- _Aim of the exercise_: Read the records and write them out again exactly.

- _Records for processing_:

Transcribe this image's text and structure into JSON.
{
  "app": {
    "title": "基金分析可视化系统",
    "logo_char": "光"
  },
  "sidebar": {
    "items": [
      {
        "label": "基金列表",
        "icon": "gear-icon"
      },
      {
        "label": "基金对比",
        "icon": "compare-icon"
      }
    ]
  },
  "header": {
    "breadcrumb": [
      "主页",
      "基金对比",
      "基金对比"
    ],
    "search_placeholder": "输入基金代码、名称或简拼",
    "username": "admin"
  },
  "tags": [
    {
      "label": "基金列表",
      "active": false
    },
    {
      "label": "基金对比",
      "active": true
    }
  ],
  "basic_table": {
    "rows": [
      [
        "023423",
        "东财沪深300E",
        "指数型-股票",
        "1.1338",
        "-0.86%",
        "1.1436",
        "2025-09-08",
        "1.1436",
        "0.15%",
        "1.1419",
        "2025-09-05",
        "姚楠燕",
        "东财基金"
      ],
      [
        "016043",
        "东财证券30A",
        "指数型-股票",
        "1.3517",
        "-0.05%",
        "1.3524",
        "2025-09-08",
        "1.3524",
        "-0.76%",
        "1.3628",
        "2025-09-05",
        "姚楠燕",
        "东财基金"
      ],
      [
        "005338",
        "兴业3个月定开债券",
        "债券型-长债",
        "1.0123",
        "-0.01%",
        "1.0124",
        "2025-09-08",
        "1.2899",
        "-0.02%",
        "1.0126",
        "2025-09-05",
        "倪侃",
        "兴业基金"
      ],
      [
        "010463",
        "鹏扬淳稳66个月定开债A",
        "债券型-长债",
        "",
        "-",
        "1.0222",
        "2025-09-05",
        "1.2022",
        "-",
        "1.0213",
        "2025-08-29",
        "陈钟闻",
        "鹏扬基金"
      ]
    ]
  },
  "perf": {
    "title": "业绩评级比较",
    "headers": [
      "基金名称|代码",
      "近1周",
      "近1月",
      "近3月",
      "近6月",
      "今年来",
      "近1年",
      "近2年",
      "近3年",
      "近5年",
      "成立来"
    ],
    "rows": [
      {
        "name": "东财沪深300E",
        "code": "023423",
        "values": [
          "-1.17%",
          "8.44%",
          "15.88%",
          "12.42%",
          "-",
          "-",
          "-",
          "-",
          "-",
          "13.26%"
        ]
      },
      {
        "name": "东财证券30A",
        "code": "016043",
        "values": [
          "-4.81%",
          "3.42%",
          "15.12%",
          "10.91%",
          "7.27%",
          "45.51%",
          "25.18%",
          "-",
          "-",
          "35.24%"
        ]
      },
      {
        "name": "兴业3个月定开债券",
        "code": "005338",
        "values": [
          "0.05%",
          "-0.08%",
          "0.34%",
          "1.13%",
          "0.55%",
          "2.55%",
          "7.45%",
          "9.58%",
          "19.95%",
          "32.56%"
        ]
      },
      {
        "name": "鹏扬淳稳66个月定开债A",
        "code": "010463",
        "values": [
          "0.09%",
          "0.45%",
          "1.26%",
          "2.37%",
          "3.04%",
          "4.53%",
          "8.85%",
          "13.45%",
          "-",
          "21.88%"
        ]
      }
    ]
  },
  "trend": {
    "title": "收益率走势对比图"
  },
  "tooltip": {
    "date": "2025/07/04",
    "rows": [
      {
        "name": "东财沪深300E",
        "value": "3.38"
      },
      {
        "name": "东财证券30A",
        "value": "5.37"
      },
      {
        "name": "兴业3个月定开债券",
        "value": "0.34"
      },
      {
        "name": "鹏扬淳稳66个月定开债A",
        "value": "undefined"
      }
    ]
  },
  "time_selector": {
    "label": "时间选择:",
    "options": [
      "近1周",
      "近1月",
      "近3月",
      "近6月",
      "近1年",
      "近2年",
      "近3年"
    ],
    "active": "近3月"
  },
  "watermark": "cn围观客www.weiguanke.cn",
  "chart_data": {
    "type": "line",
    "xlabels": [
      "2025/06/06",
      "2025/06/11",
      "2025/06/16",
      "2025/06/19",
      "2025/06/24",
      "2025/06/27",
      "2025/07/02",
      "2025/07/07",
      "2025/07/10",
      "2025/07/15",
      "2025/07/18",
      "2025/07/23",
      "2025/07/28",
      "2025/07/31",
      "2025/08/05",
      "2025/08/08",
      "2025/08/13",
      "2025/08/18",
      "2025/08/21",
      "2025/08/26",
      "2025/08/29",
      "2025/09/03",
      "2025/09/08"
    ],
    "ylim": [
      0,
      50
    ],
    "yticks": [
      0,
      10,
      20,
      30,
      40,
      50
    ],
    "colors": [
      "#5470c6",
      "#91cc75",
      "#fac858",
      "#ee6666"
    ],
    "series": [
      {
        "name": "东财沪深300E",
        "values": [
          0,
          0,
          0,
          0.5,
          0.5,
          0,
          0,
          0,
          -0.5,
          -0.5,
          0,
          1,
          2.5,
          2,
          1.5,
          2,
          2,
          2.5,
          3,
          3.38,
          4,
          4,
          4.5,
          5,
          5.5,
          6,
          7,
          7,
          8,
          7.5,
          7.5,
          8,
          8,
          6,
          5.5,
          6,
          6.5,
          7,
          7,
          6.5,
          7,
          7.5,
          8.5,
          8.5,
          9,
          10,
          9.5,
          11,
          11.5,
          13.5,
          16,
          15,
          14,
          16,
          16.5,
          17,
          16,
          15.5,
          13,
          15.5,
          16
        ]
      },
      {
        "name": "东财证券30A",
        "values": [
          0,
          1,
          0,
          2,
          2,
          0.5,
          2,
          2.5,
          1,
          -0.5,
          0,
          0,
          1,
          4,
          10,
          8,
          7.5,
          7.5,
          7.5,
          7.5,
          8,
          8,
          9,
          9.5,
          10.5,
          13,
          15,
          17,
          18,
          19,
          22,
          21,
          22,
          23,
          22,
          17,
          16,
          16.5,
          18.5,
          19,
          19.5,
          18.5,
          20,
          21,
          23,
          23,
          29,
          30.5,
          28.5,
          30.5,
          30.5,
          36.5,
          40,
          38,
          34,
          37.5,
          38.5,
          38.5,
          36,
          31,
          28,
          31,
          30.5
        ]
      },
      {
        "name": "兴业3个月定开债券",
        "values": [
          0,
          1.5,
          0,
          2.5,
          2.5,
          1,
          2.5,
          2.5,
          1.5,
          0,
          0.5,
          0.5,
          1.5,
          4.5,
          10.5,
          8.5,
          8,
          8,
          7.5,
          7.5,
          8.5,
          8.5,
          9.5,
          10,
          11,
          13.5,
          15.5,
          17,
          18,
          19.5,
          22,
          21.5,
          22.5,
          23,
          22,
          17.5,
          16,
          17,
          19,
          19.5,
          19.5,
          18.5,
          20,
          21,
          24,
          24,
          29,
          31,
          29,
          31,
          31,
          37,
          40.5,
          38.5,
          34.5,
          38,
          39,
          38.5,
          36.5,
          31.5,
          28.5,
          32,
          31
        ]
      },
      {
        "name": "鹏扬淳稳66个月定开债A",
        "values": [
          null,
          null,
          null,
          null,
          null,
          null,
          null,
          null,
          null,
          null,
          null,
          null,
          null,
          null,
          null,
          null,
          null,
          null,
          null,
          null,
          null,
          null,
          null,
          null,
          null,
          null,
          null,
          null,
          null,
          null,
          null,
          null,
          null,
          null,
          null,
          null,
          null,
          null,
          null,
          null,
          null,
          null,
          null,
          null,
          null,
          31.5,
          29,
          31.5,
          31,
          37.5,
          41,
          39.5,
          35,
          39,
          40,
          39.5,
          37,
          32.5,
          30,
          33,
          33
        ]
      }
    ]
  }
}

- _Expected output_:
Transcribe this image's text and structure into JSON.
{
  "app": {
    "title": "基金分析可视化系统",
    "logo_char": "光"
  },
  "sidebar": {
    "items": [
      {
        "label": "基金列表",
        "icon": "gear-icon"
      },
      {
        "label": "基金对比",
        "icon": "compare-icon"
      }
    ]
  },
  "header": {
    "breadcrumb": [
      "主页",
      "基金对比",
      "基金对比"
    ],
    "search_placeholder": "输入基金代码、名称或简拼",
    "username": "admin"
  },
  "tags": [
    {
      "label": "基金列表",
      "active": false
    },
    {
      "label": "基金对比",
      "active": true
    }
  ],
  "basic_table": {
    "rows": [
      [
        "023423",
        "东财沪深300E",
        "指数型-股票",
        "1.1338",
        "-0.86%",
        "1.1436",
        "2025-09-08",
        "1.1436",
        "0.15%",
        "1.1419",
        "2025-09-05",
        "姚楠燕",
        "东财基金"
      ],
      [
        "016043",
        "东财证券30A",
        "指数型-股票",
        "1.3517",
        "-0.05%",
        "1.3524",
        "2025-09-08",
        "1.3524",
        "-0.76%",
        "1.3628",
        "2025-09-05",
        "姚楠燕",
        "东财基金"
      ],
      [
        "005338",
        "兴业3个月定开债券",
        "债券型-长债",
        "1.0123",
        "-0.01%",
        "1.0124",
        "2025-09-08",
        "1.2899",
        "-0.02%",
        "1.0126",
        "2025-09-05",
        "倪侃",
        "兴业基金"
      ],
      [
        "010463",
        "鹏扬淳稳66个月定开债A",
        "债券型-长债",
        "",
        "-",
        "1.0222",
        "2025-09-05",
        "1.2022",
        "-",
        "1.0213",
        "2025-08-29",
        "陈钟闻",
        "鹏扬基金"
      ]
    ]
  },
  "perf": {
    "title": "业绩评级比较",
    "headers": [
      "基金名称|代码",
      "近1周",
      "近1月",
      "近3月",
      "近6月",
      "今年来",
      "近1年",
      "近2年",
      "近3年",
      "近5年",
      "成立来"
    ],
    "rows": [
      {
        "name": "东财沪深300E",
        "code": "023423",
        "values": [
          "-1.17%",
          "8.44%",
          "15.88%",
          "12.42%",
          "-",
          "-",
          "-",
          "-",
          "-",
          "13.26%"
        ]
      },
      {
        "name": "东财证券30A",
        "code": "016043",
        "values": [
          "-4.81%",
          "3.42%",
          "15.12%",
          "10.91%",
          "7.27%",
          "45.51%",
          "25.18%",
          "-",
          "-",
          "35.24%"
        ]
      },
      {
        "name": "兴业3个月定开债券",
        "code": "005338",
        "values": [
          "0.05%",
          "-0.08%",
          "0.34%",
          "1.13%",
          "0.55%",
          "2.55%",
          "7.45%",
          "9.58%",
          "19.95%",
          "32.56%"
        ]
      },
      {
        "name": "鹏扬淳稳66个月定开债A",
        "code": "010463",
        "values": [
          "0.09%",
          "0.45%",
          "1.26%",
          "2.37%",
          "3.04%",
          "4.53%",
          "8.85%",
          "13.45%",
          "-",
          "21.88%"
        ]
      }
    ]
  },
  "trend": {
    "title": "收益率走势对比图"
  },
  "tooltip": {
    "date": "2025/07/04",
    "rows": [
      {
        "name": "东财沪深300E",
        "value": "3.38"
      },
      {
        "name": "东财证券30A",
        "value": "5.37"
      },
      {
        "name": "兴业3个月定开债券",
        "value": "0.34"
      },
      {
        "name": "鹏扬淳稳66个月定开债A",
        "value": "undefined"
      }
    ]
  },
  "time_selector": {
    "label": "时间选择:",
    "options": [
      "近1周",
      "近1月",
      "近3月",
      "近6月",
      "近1年",
      "近2年",
      "近3年"
    ],
    "active": "近3月"
  },
  "watermark": "cn围观客www.weiguanke.cn",
  "chart_data": {
    "type": "line",
    "xlabels": [
      "2025/06/06",
      "2025/06/11",
      "2025/06/16",
      "2025/06/19",
      "2025/06/24",
      "2025/06/27",
      "2025/07/02",
      "2025/07/07",
      "2025/07/10",
      "2025/07/15",
      "2025/07/18",
      "2025/07/23",
      "2025/07/28",
      "2025/07/31",
      "2025/08/05",
      "2025/08/08",
      "2025/08/13",
      "2025/08/18",
      "2025/08/21",
      "2025/08/26",
      "2025/08/29",
      "2025/09/03",
      "2025/09/08"
    ],
    "ylim": [
      0,
      50
    ],
    "yticks": [
      0,
      10,
      20,
      30,
      40,
      50
    ],
    "colors": [
      "#5470c6",
      "#91cc75",
      "#fac858",
      "#ee6666"
    ],
    "series": [
      {
        "name": "东财沪深300E",
        "values": [
          0,
          0,
          0,
          0.5,
          0.5,
          0,
          0,
          0,
          -0.5,
          -0.5,
          0,
          1,
          2.5,
          2,
          1.5,
          2,
          2,
          2.5,
          3,
          3.38,
          4,
          4,
          4.5,
          5,
          5.5,
          6,
          7,
          7,
          8,
          7.5,
          7.5,
          8,
          8,
          6,
          5.5,
          6,
          6.5,
          7,
          7,
          6.5,
          7,
          7.5,
          8.5,
          8.5,
          9,
          10,
          9.5,
          11,
          11.5,
          13.5,
          16,
          15,
          14,
          16,
          16.5,
          17,
          16,
          15.5,
          13,
          15.5,
          16
        ]
      },
      {
        "name": "东财证券30A",
        "values": [
          0,
          1,
          0,
          2,
          2,
          0.5,
          2,
          2.5,
          1,
          -0.5,
          0,
          0,
          1,
          4,
          10,
          8,
          7.5,
          7.5,
          7.5,
          7.5,
          8,
          8,
          9,
          9.5,
          10.5,
          13,
          15,
          17,
          18,
          19,
          22,
          21,
          22,
          23,
          22,
          17,
          16,
          16.5,
          18.5,
          19,
          19.5,
          18.5,
          20,
          21,
          23,
          23,
          29,
          30.5,
          28.5,
          30.5,
          30.5,
          36.5,
          40,
          38,
          34,
          37.5,
          38.5,
          38.5,
          36,
          31,
          28,
          31,
          30.5
        ]
      },
      {
        "name": "兴业3个月定开债券",
        "values": [
          0,
          1.5,
          0,
          2.5,
          2.5,
          1,
          2.5,
          2.5,
          1.5,
          0,
          0.5,
          0.5,
          1.5,
          4.5,
          10.5,
          8.5,
          8,
          8,
          7.5,
          7.5,
          8.5,
          8.5,
          9.5,
          10,
          11,
          13.5,
          15.5,
          17,
          18,
          19.5,
          22,
          21.5,
          22.5,
          23,
          22,
          17.5,
          16,
          17,
          19,
          19.5,
          19.5,
          18.5,
          20,
          21,
          24,
          24,
          29,
          31,
          29,
          31,
          31,
          37,
          40.5,
          38.5,
          34.5,
          38,
          39,
          38.5,
          36.5,
          31.5,
          28.5,
          32,
          31
        ]
      },
      {
        "name": "鹏扬淳稳66个月定开债A",
        "values": [
          null,
          null,
          null,
          null,
          null,
          null,
          null,
          null,
          null,
          null,
          null,
          null,
          null,
          null,
          null,
          null,
          null,
          null,
          null,
          null,
          null,
          null,
          null,
          null,
          null,
          null,
          null,
          null,
          null,
          null,
          null,
          null,
          null,
          null,
          null,
          null,
          null,
          null,
          null,
          null,
          null,
          null,
          null,
          null,
          null,
          31.5,
          29,
          31.5,
          31,
          37.5,
          41,
          39.5,
          35,
          39,
          40,
          39.5,
          37,
          32.5,
          30,
          33,
          33
        ]
      }
    ]
  }
}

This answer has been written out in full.